Records from a data collection:

══════

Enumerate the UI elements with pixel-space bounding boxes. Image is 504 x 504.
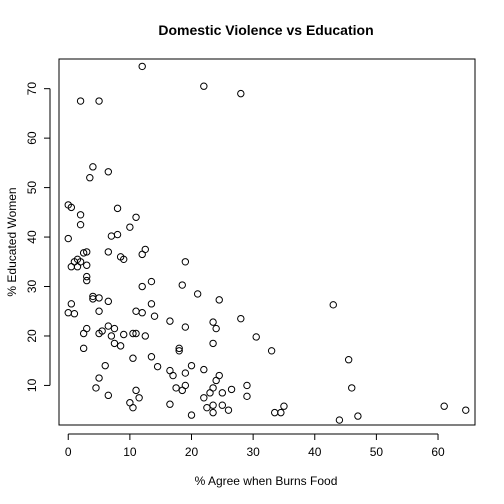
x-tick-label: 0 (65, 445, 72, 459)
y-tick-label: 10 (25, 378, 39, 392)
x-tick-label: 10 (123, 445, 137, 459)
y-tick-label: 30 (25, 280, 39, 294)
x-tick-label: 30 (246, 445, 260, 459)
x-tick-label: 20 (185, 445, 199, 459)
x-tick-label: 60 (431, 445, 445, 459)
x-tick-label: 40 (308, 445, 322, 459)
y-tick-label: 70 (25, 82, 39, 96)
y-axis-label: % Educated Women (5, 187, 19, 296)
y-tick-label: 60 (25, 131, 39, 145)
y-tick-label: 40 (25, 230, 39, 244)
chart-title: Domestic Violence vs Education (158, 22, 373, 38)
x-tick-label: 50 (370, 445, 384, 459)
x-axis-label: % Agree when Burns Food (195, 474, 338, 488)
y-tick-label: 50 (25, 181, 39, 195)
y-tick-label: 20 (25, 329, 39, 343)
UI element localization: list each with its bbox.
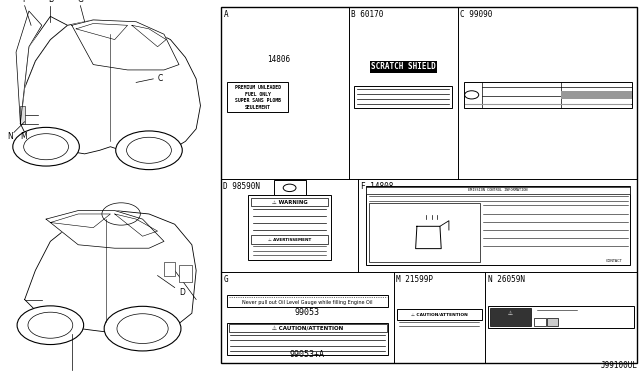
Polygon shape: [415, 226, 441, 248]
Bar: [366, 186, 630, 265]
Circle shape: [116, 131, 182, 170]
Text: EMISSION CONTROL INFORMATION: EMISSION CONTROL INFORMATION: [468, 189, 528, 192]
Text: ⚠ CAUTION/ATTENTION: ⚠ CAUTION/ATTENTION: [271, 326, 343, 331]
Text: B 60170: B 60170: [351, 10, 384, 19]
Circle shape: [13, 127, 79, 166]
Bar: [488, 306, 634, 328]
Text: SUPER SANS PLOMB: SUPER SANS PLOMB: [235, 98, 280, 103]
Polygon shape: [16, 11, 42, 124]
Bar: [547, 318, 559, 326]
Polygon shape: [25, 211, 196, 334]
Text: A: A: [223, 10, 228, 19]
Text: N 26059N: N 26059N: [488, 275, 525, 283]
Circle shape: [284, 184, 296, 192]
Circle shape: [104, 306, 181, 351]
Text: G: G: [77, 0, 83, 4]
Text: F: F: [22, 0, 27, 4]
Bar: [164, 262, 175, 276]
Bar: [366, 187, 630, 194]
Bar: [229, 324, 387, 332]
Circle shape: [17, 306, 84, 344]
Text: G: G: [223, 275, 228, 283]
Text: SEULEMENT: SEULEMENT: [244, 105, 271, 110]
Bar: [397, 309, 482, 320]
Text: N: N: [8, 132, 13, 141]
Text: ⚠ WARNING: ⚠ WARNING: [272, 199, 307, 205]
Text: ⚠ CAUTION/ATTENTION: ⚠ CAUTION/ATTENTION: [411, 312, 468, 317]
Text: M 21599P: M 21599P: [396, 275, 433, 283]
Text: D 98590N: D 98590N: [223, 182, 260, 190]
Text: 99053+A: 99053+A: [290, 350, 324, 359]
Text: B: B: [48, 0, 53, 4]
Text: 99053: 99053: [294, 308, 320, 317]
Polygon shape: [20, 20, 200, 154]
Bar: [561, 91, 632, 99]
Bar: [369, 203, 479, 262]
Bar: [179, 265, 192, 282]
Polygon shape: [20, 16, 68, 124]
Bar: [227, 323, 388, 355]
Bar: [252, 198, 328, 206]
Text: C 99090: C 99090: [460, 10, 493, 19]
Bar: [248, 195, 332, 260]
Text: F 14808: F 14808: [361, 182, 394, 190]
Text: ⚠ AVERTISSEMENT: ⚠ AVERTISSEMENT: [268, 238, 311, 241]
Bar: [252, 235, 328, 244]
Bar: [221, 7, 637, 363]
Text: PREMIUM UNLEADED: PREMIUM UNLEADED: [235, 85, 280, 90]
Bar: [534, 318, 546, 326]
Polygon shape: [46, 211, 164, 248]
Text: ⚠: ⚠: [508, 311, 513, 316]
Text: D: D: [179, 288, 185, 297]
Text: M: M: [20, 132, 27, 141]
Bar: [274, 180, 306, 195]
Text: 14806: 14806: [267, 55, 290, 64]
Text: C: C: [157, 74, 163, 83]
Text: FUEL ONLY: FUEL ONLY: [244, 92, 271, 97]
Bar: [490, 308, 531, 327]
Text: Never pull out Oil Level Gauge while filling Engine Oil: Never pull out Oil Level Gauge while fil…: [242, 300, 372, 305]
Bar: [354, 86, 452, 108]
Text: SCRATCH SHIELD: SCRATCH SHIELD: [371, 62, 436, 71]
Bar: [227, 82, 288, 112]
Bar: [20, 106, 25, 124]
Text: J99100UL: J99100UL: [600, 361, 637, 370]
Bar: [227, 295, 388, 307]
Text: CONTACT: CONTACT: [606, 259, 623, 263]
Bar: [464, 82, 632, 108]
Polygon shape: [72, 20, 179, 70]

══════

Given exercise: Render every line of the material above as a Markdown table with the columns Row and Line, numbering the rows in order. Skip blank lines and omit the picture lines.

Task result:
| Row | Line |
|---|---|
| 1 | Enumerate the UI elements with pixel-space bounding boxes. Image is 504 x 504. |
| 2 | x-tick-label: 0 (65, 445, 72, 459) |
| 3 | y-tick-label: 10 (25, 378, 39, 392) |
| 4 | x-tick-label: 10 (123, 445, 137, 459) |
| 5 | y-tick-label: 30 (25, 280, 39, 294) |
| 6 | x-tick-label: 30 (246, 445, 260, 459) |
| 7 | x-tick-label: 20 (185, 445, 199, 459) |
| 8 | x-tick-label: 60 (431, 445, 445, 459) |
| 9 | x-tick-label: 40 (308, 445, 322, 459) |
| 10 | y-tick-label: 70 (25, 82, 39, 96) |
| 11 | y-axis-label: % Educated Women (5, 187, 19, 296) |
| 12 | y-tick-label: 60 (25, 131, 39, 145) |
| 13 | y-tick-label: 40 (25, 230, 39, 244) |
| 14 | chart-title: Domestic Violence vs Education (158, 22, 373, 38) |
| 15 | x-tick-label: 50 (370, 445, 384, 459) |
| 16 | x-axis-label: % Agree when Burns Food (195, 474, 338, 488) |
| 17 | y-tick-label: 50 (25, 181, 39, 195) |
| 18 | y-tick-label: 20 (25, 329, 39, 343) |
| 19 | UI element localization: list each with its bbox. |
| 20 | Polygon shape: [415, 226, 441, 248] |
| 21 | Bar: [366, 186, 630, 265] |
| 22 | Circle shape: [116, 131, 182, 170] |
| 23 | Text: EMISSION CONTROL INFORMATION: EMISSION CONTROL INFORMATION: [468, 189, 528, 192] |
| 24 | Text: ⚠ CAUTION/ATTENTION: ⚠ CAUTION/ATTENTION: [271, 326, 343, 331] |
| 25 | Text: B 60170: B 60170: [351, 10, 384, 19] |
| 26 | Circle shape: [13, 127, 79, 166] |
| 27 | Bar: [488, 306, 634, 328] |
| 28 | Text: SUPER SANS PLOMB: SUPER SANS PLOMB: [235, 98, 280, 103] |
| 29 | Polygon shape: [16, 11, 42, 124] |
| 30 | Bar: [547, 318, 559, 326] |
| 31 | Polygon shape: [25, 211, 196, 334] |
| 32 | Text: A: A: [223, 10, 228, 19] |
| 33 | Text: N 26059N: N 26059N: [488, 275, 525, 283] |
| 34 | Circle shape: [284, 184, 296, 192] |
| 35 | Circle shape: [104, 306, 181, 351] |
| 36 | Text: G: G: [77, 0, 83, 4] |
| 37 | Text: F: F: [22, 0, 27, 4] |
| 38 | Bar: [164, 262, 175, 276] |
| 39 | Bar: [366, 187, 630, 194] |
| 40 | Bar: [229, 324, 387, 332] |
| 41 | Circle shape: [17, 306, 84, 344] |
| 42 | Text: G: G: [223, 275, 228, 283] |
| 43 | Text: SEULEMENT: SEULEMENT: [244, 105, 271, 110] |
| 44 | Bar: [397, 309, 482, 320] |
| 45 | Text: N: N: [8, 132, 13, 141] |
| 46 | Text: ⚠ WARNING: ⚠ WARNING: [272, 199, 307, 205] |
| 47 | Text: ⚠ CAUTION/ATTENTION: ⚠ CAUTION/ATTENTION: [411, 312, 468, 317] |
| 48 | Text: M 21599P: M 21599P: [396, 275, 433, 283] |
| 49 | Text: D 98590N: D 98590N: [223, 182, 260, 190] |
| 50 | Text: 99053+A: 99053+A: [290, 350, 324, 359] |
| 51 | Text: B: B: [48, 0, 53, 4] |
| 52 | Text: 99053: 99053: [294, 308, 320, 317] |
| 53 | Polygon shape: [20, 20, 200, 154] |
| 54 | Bar: [561, 91, 632, 99] |
| 55 | Bar: [369, 203, 479, 262] |
| 56 | Bar: [179, 265, 192, 282] |
| 57 | Polygon shape: [20, 16, 68, 124] |
| 58 | Bar: [227, 323, 388, 355] |
| 59 | Bar: [252, 198, 328, 206] |
| 60 | Text: C 99090: C 99090: [460, 10, 493, 19] |
| 61 | Bar: [248, 195, 332, 260] |
| 62 | Text: F 14808: F 14808: [361, 182, 394, 190] |
| 63 | Text: ⚠ AVERTISSEMENT: ⚠ AVERTISSEMENT: [268, 238, 311, 241] |
| 64 | Bar: [252, 235, 328, 244] |
| 65 | Bar: [221, 7, 637, 363] |
| 66 | Text: PREMIUM UNLEADED: PREMIUM UNLEADED: [235, 85, 280, 90] |
| 67 | Bar: [534, 318, 546, 326] |
| 68 | Polygon shape: [46, 211, 164, 248] |
| 69 | Text: ⚠: ⚠: [508, 311, 513, 316] |
| 70 | Text: D: D: [179, 288, 185, 297] |
| 71 | Text: M: M: [20, 132, 27, 141] |
| 72 | Bar: [274, 180, 306, 195] |
| 73 | Text: 14806: 14806: [267, 55, 290, 64] |
| 74 | Text: C: C: [157, 74, 163, 83] |
| 75 | Text: FUEL ONLY: FUEL ONLY: [244, 92, 271, 97] |
| 76 | Bar: [490, 308, 531, 327] |
| 77 | Text: Never pull out Oil Level Gauge while filling Engine Oil: Never pull out Oil Level Gauge while fil…: [242, 300, 372, 305] |
| 78 | Bar: [354, 86, 452, 108] |
| 79 | Text: SCRATCH SHIELD: SCRATCH SHIELD: [371, 62, 436, 71] |
| 80 | Bar: [227, 82, 288, 112] |
| 81 | Bar: [20, 106, 25, 124] |
| 82 | Text: J99100UL: J99100UL: [600, 361, 637, 370] |
| 83 | Bar: [227, 295, 388, 307] |
| 84 | Text: CONTACT: CONTACT: [606, 259, 623, 263] |
| 85 | Bar: [464, 82, 632, 108] |
| 86 | Polygon shape: [72, 20, 179, 70] |